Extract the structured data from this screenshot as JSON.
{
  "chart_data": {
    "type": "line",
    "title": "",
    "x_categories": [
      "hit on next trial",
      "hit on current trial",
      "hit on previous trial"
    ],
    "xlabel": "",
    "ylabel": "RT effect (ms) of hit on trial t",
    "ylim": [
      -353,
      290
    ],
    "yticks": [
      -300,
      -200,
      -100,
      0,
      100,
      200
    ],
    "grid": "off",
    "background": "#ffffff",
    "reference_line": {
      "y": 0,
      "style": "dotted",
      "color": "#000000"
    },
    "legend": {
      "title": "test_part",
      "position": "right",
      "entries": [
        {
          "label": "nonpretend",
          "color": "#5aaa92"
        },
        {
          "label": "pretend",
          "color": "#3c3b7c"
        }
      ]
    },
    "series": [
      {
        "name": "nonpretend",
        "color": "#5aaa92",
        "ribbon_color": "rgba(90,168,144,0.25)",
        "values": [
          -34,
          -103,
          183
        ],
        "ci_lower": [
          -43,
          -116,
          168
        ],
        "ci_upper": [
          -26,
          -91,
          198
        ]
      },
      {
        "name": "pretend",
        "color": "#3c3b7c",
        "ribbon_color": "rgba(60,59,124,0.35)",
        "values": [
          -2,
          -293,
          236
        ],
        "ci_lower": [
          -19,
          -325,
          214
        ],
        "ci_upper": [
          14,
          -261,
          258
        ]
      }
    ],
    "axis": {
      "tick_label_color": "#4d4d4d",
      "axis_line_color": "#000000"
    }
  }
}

------------------------------------------------------------

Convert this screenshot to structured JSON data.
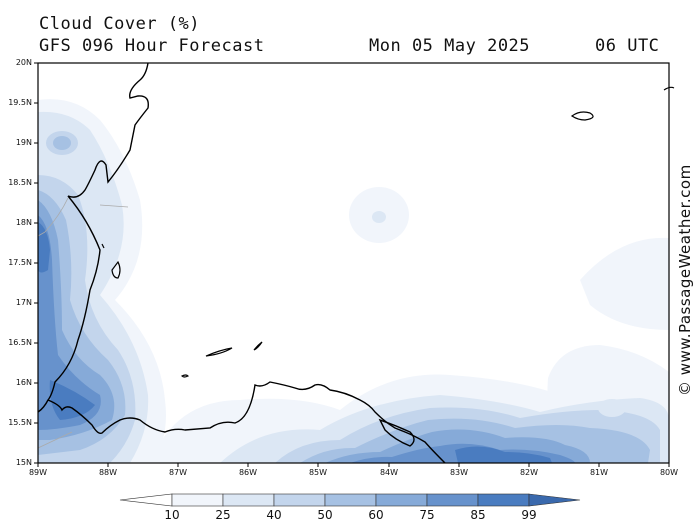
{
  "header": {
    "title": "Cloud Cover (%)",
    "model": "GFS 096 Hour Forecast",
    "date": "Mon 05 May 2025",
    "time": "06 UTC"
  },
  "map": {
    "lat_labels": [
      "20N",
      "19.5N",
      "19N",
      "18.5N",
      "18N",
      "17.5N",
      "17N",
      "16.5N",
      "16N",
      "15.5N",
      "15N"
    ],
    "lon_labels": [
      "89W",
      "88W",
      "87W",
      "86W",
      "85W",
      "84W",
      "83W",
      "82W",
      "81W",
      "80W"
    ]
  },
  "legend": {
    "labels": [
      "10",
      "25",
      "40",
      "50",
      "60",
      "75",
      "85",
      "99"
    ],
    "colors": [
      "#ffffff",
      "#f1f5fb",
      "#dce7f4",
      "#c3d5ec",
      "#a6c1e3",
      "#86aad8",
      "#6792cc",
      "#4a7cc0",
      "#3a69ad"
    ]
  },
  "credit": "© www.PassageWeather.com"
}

------------------------------------------------------------

DIRECTIONS
Filter for "JSON". Return all lines that hold it.

ANSWER TO THIS PROBLEM
Extract the structured data from this screenshot as JSON.
Convert this screenshot to structured JSON data.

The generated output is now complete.